Task input:
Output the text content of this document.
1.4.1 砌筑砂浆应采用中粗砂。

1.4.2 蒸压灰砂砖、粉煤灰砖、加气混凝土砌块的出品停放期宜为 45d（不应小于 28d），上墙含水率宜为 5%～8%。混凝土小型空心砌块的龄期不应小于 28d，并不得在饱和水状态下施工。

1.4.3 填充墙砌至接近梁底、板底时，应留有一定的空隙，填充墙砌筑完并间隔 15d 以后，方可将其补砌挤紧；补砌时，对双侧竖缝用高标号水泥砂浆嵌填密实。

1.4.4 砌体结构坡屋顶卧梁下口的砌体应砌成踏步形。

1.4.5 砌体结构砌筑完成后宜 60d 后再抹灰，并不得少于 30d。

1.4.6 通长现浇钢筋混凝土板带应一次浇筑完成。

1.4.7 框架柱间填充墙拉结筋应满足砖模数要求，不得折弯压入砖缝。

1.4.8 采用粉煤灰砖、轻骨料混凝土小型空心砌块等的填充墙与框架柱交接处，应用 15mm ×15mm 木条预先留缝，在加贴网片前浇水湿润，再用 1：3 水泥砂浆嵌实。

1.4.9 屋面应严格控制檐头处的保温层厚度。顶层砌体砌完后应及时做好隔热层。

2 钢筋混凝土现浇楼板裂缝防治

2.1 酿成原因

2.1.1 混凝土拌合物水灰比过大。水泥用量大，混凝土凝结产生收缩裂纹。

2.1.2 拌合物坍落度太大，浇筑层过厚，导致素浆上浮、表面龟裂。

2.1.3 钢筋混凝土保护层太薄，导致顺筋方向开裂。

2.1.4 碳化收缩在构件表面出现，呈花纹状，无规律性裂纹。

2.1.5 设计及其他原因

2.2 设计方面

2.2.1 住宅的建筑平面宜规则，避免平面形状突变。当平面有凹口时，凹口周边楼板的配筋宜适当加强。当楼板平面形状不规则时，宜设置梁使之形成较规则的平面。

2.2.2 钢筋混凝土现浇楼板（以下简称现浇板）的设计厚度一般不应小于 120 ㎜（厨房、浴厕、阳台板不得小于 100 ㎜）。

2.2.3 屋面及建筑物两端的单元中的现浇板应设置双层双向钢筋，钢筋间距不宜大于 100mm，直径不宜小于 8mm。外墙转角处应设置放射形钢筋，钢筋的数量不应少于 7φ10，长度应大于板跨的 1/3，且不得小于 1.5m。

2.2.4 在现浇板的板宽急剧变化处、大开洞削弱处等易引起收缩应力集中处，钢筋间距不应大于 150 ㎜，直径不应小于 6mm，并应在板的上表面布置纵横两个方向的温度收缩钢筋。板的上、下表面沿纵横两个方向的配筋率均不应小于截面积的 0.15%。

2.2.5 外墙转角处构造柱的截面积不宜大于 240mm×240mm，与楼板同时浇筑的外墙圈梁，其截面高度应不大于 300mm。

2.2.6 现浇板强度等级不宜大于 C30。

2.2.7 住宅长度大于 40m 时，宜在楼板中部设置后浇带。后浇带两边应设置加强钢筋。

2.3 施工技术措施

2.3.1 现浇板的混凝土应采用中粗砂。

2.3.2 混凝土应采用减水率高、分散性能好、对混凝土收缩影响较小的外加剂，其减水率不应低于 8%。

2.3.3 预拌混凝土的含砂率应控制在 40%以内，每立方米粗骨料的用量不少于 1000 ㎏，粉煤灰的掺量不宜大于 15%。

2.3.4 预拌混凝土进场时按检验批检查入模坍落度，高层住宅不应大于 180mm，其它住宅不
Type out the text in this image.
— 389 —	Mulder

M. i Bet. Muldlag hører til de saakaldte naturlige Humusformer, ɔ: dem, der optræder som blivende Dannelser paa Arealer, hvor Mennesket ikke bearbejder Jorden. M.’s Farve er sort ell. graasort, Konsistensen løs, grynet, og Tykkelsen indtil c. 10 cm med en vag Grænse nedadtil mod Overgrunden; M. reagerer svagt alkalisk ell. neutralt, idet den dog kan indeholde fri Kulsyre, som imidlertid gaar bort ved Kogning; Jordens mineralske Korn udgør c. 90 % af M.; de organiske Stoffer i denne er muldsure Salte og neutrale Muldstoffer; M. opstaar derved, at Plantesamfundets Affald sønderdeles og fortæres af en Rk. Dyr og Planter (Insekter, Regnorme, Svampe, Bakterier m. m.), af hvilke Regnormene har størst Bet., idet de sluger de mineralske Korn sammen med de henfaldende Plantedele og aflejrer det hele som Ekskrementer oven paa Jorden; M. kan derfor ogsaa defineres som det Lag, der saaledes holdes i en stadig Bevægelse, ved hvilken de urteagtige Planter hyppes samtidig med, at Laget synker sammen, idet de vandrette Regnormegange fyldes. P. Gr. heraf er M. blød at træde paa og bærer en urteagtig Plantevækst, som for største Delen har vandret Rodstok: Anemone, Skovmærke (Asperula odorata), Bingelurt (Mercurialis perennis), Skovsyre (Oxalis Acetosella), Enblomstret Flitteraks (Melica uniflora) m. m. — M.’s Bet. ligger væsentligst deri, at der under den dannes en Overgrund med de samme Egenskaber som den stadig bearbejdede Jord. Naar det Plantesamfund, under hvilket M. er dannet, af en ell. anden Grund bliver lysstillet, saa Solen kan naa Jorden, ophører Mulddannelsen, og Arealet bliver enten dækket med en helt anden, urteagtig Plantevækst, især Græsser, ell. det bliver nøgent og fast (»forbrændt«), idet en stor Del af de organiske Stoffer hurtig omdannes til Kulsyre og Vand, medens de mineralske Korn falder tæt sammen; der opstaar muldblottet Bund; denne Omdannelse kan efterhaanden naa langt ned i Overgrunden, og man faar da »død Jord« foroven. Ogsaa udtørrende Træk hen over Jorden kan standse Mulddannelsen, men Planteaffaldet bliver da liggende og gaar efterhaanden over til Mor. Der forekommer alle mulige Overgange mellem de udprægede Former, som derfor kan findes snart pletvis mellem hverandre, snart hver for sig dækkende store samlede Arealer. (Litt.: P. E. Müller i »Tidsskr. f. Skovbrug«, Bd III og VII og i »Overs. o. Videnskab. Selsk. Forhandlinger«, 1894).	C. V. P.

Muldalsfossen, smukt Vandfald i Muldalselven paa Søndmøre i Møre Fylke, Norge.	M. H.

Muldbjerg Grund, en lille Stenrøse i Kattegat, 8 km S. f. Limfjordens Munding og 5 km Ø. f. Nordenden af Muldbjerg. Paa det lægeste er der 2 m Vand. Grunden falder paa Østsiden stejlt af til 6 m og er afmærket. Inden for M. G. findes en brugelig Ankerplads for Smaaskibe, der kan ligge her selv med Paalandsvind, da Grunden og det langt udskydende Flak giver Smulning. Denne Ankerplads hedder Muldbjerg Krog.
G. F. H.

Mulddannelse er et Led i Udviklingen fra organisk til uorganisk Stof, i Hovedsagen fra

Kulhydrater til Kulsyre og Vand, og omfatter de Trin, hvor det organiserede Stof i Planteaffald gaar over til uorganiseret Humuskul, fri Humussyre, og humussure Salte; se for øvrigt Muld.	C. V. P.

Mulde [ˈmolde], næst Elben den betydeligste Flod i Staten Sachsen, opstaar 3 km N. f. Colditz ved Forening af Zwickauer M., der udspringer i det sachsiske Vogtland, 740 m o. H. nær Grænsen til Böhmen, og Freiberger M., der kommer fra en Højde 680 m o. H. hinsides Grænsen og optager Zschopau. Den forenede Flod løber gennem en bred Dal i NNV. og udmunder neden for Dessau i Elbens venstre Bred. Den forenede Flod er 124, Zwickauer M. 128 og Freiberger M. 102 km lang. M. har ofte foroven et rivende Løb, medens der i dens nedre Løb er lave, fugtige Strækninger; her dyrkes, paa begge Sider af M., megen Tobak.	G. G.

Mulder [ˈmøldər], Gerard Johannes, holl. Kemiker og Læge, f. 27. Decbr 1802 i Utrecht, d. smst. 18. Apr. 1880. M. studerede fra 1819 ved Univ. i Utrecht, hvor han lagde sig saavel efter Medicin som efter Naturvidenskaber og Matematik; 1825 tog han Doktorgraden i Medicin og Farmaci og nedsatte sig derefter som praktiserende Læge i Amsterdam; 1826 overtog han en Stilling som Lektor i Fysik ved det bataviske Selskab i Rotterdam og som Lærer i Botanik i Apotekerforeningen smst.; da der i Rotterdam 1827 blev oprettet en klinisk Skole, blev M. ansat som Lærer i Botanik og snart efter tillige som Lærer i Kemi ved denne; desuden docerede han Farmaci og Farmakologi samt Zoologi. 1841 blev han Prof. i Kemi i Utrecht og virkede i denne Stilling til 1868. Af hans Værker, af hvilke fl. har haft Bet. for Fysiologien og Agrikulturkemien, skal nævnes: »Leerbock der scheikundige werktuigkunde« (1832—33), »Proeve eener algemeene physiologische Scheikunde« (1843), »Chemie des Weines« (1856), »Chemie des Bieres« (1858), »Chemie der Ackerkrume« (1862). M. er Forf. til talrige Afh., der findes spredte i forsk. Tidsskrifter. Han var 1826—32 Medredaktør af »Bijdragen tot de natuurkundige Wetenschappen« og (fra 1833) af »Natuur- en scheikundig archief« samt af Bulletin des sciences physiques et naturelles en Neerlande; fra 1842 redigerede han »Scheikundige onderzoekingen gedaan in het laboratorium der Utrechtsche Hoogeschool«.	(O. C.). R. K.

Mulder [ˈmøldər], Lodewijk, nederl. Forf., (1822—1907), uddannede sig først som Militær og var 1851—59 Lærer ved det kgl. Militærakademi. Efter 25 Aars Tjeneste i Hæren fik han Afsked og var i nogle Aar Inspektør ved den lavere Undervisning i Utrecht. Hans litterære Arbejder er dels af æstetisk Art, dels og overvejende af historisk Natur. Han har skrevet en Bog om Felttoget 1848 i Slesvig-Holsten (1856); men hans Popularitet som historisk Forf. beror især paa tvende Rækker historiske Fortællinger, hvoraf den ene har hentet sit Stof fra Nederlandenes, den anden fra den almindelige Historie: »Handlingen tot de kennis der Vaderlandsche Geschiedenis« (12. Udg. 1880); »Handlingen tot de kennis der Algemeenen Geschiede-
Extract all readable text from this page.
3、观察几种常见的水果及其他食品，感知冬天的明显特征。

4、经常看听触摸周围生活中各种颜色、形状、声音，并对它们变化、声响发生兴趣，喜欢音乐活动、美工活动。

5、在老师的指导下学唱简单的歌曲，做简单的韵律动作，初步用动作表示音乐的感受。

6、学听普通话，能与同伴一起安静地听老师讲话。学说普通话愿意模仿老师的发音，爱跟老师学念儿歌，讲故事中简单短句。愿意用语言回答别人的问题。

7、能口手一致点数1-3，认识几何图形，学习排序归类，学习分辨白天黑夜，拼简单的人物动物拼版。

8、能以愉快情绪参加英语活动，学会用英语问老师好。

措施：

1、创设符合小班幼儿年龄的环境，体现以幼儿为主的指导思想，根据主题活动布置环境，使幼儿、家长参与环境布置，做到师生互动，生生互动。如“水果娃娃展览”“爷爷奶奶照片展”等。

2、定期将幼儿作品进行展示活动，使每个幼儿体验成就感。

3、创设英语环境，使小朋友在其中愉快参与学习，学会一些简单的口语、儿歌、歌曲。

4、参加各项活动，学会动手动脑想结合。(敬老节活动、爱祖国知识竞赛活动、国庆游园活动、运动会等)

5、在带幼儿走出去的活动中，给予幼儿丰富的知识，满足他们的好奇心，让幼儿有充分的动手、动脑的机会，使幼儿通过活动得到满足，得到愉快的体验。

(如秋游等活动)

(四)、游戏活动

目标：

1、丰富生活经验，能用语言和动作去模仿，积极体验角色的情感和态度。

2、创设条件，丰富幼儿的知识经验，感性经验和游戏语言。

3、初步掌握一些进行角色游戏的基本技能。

What you have to do: Filter the data, keeping only the lines that contain "this".

Expected answer:
Output the text content of this document.
Type out the text in this image.
Extract all readable text from this page.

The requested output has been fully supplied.